What the task requires ::
Show every line below where "两边都乘以" can be found.

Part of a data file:
====

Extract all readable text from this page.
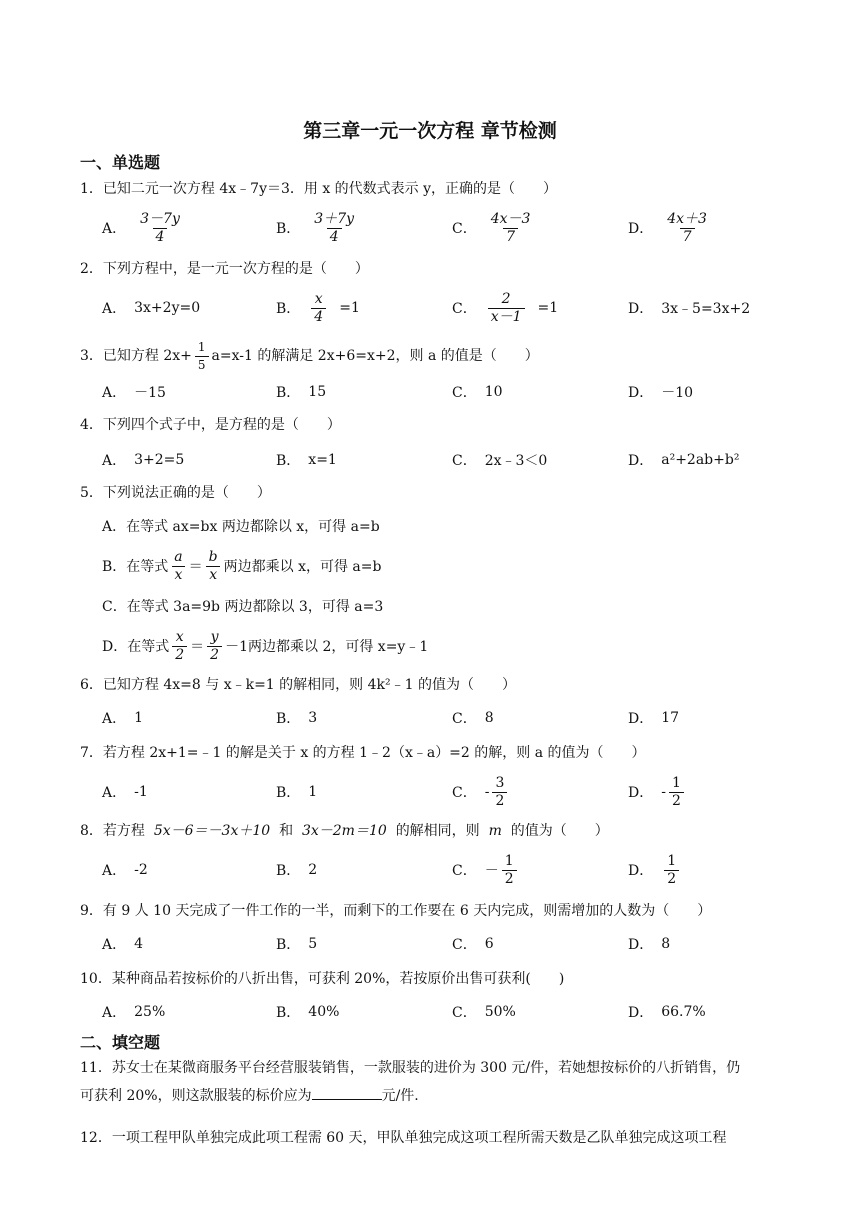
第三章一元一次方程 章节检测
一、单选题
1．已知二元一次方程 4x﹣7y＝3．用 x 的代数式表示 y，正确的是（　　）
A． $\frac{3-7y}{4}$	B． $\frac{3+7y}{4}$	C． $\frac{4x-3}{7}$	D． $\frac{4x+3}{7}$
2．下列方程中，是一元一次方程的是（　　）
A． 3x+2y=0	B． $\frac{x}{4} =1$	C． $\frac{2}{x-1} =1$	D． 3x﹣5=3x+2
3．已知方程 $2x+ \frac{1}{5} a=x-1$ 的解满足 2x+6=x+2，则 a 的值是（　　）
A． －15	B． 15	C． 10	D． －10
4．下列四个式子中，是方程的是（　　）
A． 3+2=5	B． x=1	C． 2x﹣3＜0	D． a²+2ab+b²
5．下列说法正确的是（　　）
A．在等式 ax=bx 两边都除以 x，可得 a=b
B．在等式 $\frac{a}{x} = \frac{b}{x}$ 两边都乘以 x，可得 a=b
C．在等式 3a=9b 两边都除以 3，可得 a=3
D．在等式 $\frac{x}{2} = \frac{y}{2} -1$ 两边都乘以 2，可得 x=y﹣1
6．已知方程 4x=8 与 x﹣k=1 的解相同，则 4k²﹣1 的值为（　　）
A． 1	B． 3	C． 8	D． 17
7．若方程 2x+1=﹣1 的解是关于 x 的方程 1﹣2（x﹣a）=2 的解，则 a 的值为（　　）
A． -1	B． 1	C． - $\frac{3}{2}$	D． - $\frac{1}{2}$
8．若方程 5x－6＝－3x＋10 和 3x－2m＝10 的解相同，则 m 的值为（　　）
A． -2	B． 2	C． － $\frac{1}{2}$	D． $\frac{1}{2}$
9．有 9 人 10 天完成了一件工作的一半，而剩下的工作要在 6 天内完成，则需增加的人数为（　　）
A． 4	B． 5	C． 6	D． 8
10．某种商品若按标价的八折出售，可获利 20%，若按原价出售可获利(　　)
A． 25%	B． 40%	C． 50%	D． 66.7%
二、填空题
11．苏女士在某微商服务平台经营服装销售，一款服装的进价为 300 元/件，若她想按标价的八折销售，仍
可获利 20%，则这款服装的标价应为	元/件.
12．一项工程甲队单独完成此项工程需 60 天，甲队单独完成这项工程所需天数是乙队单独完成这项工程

====

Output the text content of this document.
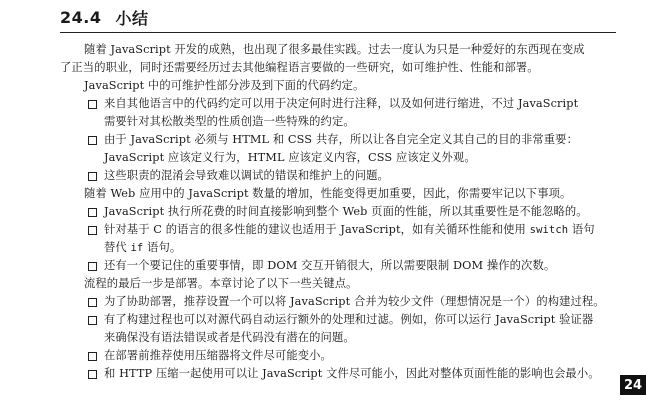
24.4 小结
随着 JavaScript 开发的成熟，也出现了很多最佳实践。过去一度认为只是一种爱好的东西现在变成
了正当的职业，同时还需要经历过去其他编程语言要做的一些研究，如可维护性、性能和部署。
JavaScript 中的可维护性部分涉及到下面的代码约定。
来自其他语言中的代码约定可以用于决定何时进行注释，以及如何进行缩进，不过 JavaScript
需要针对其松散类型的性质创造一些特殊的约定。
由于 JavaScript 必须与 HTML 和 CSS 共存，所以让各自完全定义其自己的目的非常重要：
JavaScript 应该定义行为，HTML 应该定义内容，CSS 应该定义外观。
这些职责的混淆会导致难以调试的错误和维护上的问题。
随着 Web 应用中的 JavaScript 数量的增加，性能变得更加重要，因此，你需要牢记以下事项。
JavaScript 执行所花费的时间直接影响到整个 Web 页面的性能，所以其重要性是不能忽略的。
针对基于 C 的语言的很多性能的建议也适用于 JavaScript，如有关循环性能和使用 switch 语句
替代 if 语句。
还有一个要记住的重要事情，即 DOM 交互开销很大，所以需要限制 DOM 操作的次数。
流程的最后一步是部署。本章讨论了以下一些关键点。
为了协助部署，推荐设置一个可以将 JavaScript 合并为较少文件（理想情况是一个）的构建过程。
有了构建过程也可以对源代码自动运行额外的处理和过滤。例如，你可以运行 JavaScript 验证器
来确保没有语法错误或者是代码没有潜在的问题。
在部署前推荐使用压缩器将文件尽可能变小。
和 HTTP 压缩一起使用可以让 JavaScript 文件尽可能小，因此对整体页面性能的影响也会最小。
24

====

Written answer ::
B．在等式 $\frac{a}{x} = \frac{b}{x}$ 两边都乘以 x，可得 a=b
D．在等式 $\frac{x}{2} = \frac{y}{2} -1$ 两边都乘以 2，可得 x=y﹣1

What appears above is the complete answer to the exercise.